§ Supplied passage:
════
January 13, 2026
RSS is sus; GC swears it’s fine
Deconstructing the LuaJIT Pseudo Memory Leak
Dev promises a 'no-more-crashes' fix; commenters cry AI fluff, ask who's paying
TLDR: LuaJIT-plus claims to fix apps that look clean inside but keep grabbing memory until they crash. Commenters slam the write-up as vague, demand real code and benchmarks, and even speculate on Cloudflare funding—turning a technical fix into a transparency and trust showdown.
════
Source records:
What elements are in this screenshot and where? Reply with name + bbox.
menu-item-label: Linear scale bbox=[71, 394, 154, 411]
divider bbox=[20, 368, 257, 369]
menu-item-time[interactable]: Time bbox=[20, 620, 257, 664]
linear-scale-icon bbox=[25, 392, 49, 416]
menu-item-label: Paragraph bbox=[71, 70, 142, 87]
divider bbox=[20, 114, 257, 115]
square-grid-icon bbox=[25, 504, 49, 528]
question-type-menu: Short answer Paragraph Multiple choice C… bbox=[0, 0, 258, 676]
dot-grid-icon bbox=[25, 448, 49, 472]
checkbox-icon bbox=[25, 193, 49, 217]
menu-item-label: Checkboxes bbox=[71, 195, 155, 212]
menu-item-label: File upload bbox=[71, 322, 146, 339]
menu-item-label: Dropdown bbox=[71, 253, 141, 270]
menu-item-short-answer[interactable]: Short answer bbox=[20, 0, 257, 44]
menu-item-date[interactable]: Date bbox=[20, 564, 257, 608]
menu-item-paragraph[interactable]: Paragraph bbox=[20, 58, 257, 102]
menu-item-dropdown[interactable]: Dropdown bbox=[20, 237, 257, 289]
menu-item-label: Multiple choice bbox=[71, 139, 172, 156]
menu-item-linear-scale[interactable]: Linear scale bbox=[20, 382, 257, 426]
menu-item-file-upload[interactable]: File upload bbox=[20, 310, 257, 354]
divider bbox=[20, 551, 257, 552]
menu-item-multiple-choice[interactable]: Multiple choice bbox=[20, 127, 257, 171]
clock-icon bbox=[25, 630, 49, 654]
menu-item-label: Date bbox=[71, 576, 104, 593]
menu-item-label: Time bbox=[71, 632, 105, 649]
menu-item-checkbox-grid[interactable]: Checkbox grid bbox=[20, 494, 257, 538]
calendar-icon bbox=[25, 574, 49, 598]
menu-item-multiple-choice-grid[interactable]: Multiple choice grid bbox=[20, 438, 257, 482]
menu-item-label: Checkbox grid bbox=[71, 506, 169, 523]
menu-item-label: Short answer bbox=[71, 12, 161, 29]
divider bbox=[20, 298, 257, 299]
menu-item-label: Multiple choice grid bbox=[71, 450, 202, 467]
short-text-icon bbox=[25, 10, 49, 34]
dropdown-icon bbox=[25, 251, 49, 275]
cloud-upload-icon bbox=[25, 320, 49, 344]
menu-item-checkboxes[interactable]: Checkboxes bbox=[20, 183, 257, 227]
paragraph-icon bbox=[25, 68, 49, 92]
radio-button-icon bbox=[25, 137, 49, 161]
════
§ Aim of the exercise: Continue the piece on the LuaJIT pseudo memory leak from the point where it ends.

§ Reply to the exercise:
LuaJIT-plus swoops in promising to stop apps from secretly hoarding memory, the kind that makes servers look fine inside but balloon on the outside until Kubernetes kicks them out. The pitch: reclaim memory pages so the operating system actually sees things calm down. But the crowd isn’t buying hype without receipts. One voice blasts it as “AI slop” and demands plain-English specifics: if the garbage collector doesn’t rearrange memory, you’ve got to free whole pages, not just tidy the closet. Another commenter digs into the commit history and drops a spicy “Who’s paying?” bomb, hinting Cloudflare might foot the bill for a mysterious “mtrim” patch. Cue memes about “RSS” being “Really Sticky Stuff,” jokes that the app’s trash is “clean” while the house is still full, and Kubernetes “yeeting” pods when memory spikes. The split: optimists want a real fix for those stair-step memory graphs; skeptics want code diffs, benchmarks, and a clear explanation of how LuaJIT-plus actually returns memory to the OS. Until we see the bytes, the drama is bigger than the leak—because in this thread, transparency beats buzzwords every time.
Key Points
- •High-concurrency OpenResty/LuaJIT services can show steadily increasing RSS despite healthy Lua VM GC metrics.
- •The article characterizes this behavior as a “pseudo memory leak,” not caused by retained references.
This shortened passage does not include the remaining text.